> _Instructions to follow_
Omit every picture while repeating the entries exactly.
..............................
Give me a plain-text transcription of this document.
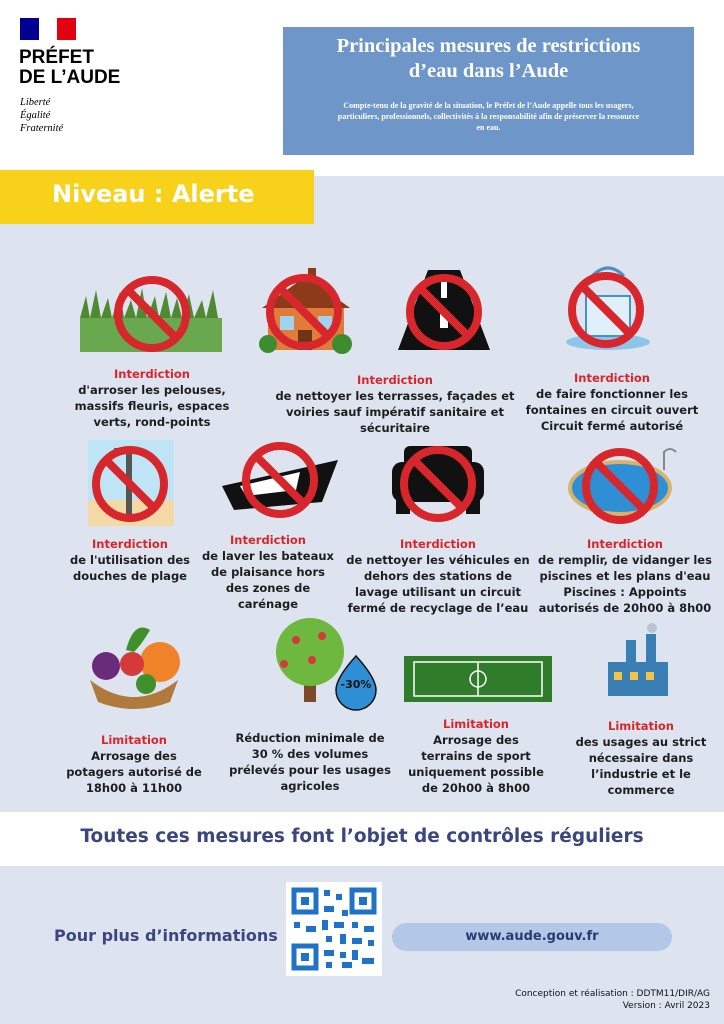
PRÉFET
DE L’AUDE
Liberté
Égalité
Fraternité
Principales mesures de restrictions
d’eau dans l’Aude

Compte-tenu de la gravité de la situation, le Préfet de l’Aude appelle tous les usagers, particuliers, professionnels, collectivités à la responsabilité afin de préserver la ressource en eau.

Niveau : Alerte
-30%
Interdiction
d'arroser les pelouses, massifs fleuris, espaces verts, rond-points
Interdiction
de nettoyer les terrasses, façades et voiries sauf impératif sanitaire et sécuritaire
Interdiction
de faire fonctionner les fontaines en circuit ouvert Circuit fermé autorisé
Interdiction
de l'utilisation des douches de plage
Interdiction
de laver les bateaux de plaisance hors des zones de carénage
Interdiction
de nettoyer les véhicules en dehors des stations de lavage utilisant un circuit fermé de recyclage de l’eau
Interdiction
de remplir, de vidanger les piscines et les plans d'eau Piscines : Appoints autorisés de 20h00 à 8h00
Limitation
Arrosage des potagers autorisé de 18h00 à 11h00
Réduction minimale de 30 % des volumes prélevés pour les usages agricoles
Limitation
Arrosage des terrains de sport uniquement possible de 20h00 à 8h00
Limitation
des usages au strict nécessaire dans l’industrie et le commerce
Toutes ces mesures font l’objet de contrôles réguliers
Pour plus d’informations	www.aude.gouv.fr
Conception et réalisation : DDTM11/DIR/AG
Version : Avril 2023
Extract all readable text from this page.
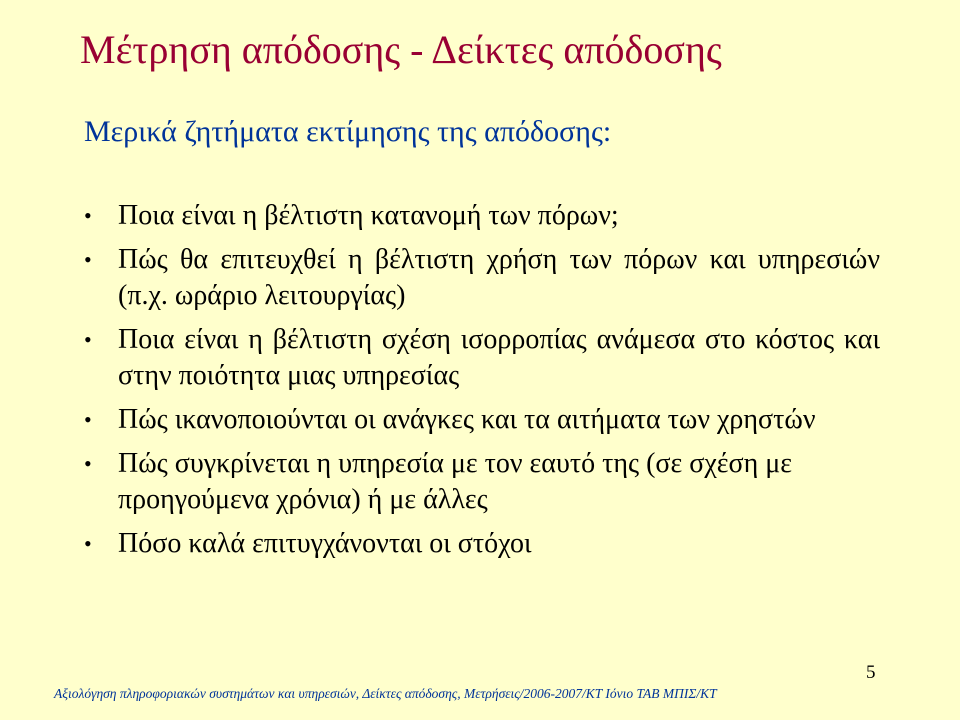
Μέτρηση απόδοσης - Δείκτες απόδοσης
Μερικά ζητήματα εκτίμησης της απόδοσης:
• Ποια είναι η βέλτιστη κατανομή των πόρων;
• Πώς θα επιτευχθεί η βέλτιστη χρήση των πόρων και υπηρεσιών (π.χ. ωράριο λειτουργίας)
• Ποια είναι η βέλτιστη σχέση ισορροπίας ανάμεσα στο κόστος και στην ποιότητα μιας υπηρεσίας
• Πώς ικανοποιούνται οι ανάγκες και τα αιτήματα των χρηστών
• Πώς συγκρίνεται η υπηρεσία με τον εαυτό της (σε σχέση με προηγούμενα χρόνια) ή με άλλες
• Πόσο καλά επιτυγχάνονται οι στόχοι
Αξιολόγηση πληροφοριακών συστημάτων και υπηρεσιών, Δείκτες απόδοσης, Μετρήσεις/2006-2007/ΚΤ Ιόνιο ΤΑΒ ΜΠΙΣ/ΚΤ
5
..............................
> _Answer for this exercise_
Give me a plain-text transcription of this document.
PRÉFET
DE L’AUDE
Liberté
Égalité
Fraternité
Principales mesures de restrictions
d’eau dans l’Aude

Compte-tenu de la gravité de la situation, le Préfet de l’Aude appelle tous les usagers, particuliers, professionnels, collectivités à la responsabilité afin de préserver la ressource en eau.

Niveau : Alerte
-30%
Interdiction
d'arroser les pelouses, massifs fleuris, espaces verts, rond-points
Interdiction
de nettoyer les terrasses, façades et voiries sauf impératif sanitaire et sécuritaire
Interdiction
de faire fonctionner les fontaines en circuit ouvert Circuit fermé autorisé
Interdiction
de l'utilisation des douches de plage
Interdiction
de laver les bateaux de plaisance hors des zones de carénage
Interdiction
de nettoyer les véhicules en dehors des stations de lavage utilisant un circuit fermé de recyclage de l’eau
Interdiction
de remplir, de vidanger les piscines et les plans d'eau Piscines : Appoints autorisés de 20h00 à 8h00
Limitation
Arrosage des potagers autorisé de 18h00 à 11h00
Réduction minimale de 30 % des volumes prélevés pour les usages agricoles
Limitation
Arrosage des terrains de sport uniquement possible de 20h00 à 8h00
Limitation
des usages au strict nécessaire dans l’industrie et le commerce
Toutes ces mesures font l’objet de contrôles réguliers
Pour plus d’informations	www.aude.gouv.fr
Conception et réalisation : DDTM11/DIR/AG
Version : Avril 2023
Extract all readable text from this page.
Μέτρηση απόδοσης - Δείκτες απόδοσης
Μερικά ζητήματα εκτίμησης της απόδοσης:
• Ποια είναι η βέλτιστη κατανομή των πόρων;
• Πώς θα επιτευχθεί η βέλτιστη χρήση των πόρων και υπηρεσιών (π.χ. ωράριο λειτουργίας)
• Ποια είναι η βέλτιστη σχέση ισορροπίας ανάμεσα στο κόστος και στην ποιότητα μιας υπηρεσίας
• Πώς ικανοποιούνται οι ανάγκες και τα αιτήματα των χρηστών
• Πώς συγκρίνεται η υπηρεσία με τον εαυτό της (σε σχέση με προηγούμενα χρόνια) ή με άλλες
• Πόσο καλά επιτυγχάνονται οι στόχοι
Αξιολόγηση πληροφοριακών συστημάτων και υπηρεσιών, Δείκτες απόδοσης, Μετρήσεις/2006-2007/ΚΤ Ιόνιο ΤΑΒ ΜΠΙΣ/ΚΤ
5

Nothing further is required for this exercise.